Task brief :: Which lines hold the word "compa"? Show each of them.

* Begin Dataset records *

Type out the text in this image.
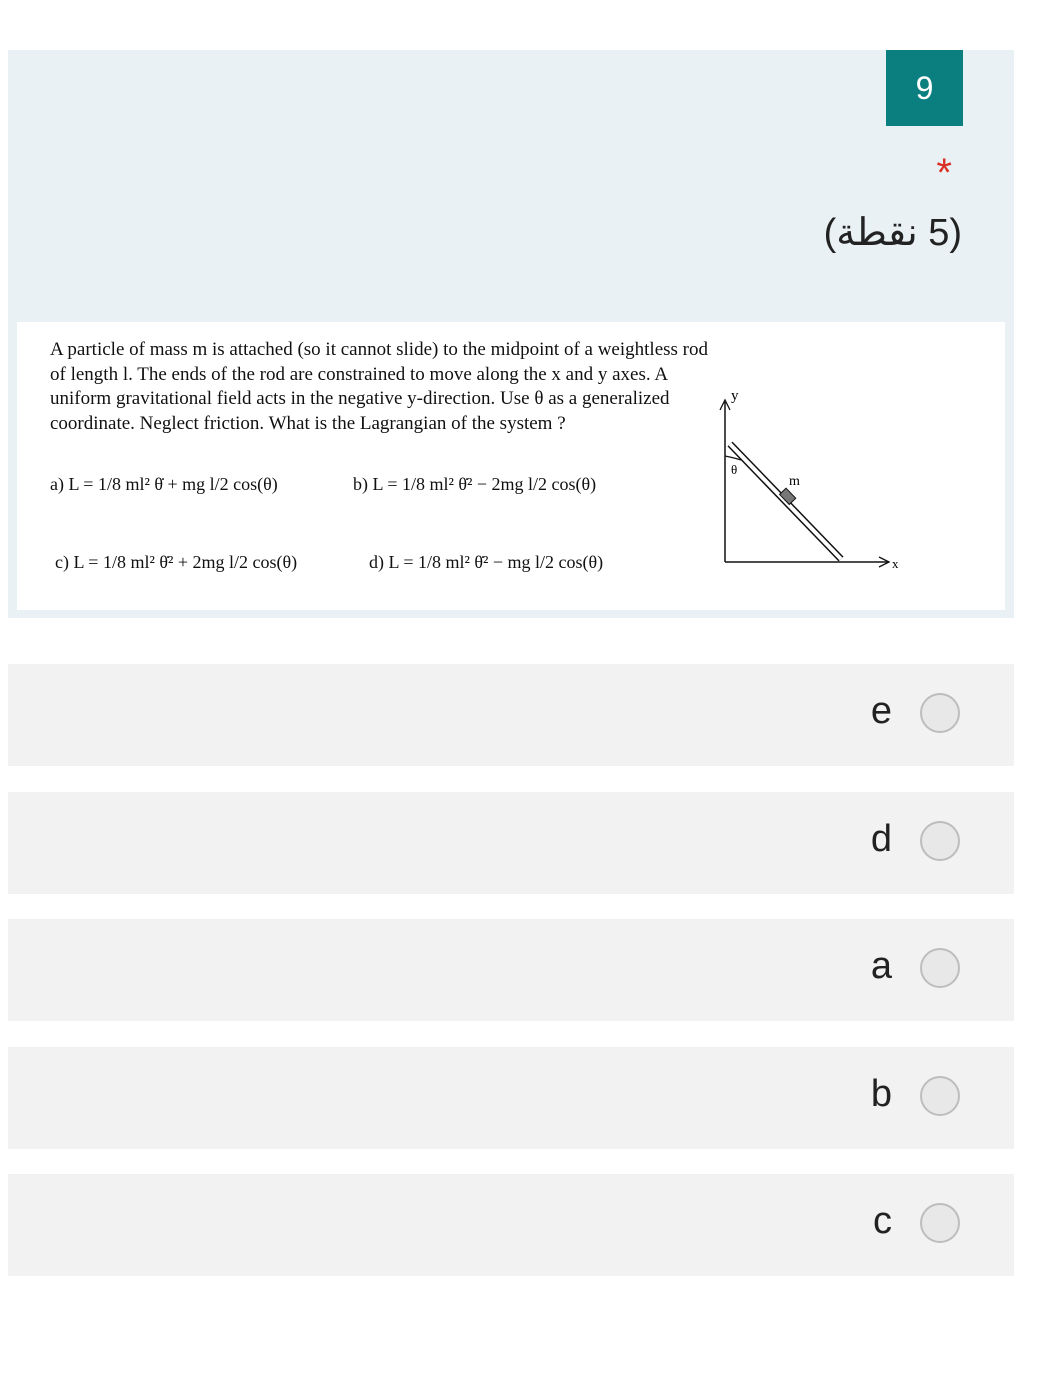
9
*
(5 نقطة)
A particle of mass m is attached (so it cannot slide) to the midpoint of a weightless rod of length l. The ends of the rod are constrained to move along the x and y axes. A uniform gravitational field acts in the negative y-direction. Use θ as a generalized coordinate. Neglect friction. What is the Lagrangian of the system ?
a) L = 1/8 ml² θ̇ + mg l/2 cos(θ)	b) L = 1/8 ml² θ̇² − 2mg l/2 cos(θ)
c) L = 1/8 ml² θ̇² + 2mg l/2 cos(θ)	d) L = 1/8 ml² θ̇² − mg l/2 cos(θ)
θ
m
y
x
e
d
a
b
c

* End Dataset records *
* Begin Dataset records *

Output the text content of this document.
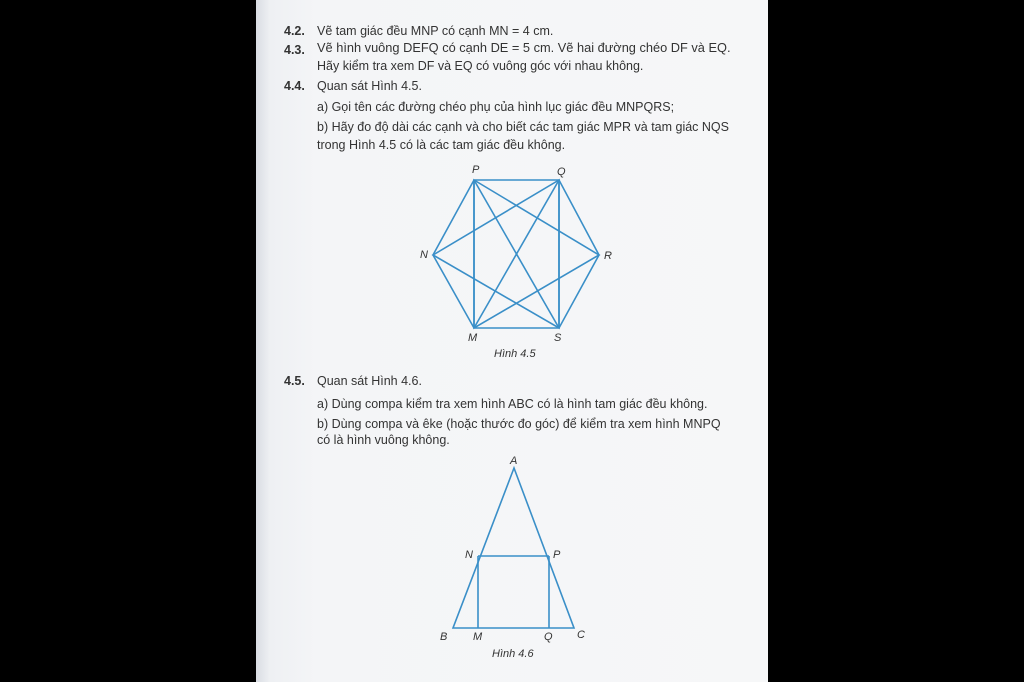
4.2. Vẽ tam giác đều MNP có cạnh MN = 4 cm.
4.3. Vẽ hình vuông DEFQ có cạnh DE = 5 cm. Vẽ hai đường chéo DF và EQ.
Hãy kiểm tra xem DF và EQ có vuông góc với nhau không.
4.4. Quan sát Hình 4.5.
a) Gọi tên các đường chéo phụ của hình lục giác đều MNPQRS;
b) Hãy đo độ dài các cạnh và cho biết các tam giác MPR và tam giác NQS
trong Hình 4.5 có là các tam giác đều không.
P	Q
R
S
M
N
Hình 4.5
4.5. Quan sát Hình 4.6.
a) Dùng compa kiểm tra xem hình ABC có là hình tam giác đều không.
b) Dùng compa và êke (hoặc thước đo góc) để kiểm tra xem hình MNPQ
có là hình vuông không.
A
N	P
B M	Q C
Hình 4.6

* End Dataset records *

Reply ::
a) Dùng compa kiểm tra xem hình ABC có là hình tam giác đều không.
b) Dùng compa và êke (hoặc thước đo góc) để kiểm tra xem hình MNPQ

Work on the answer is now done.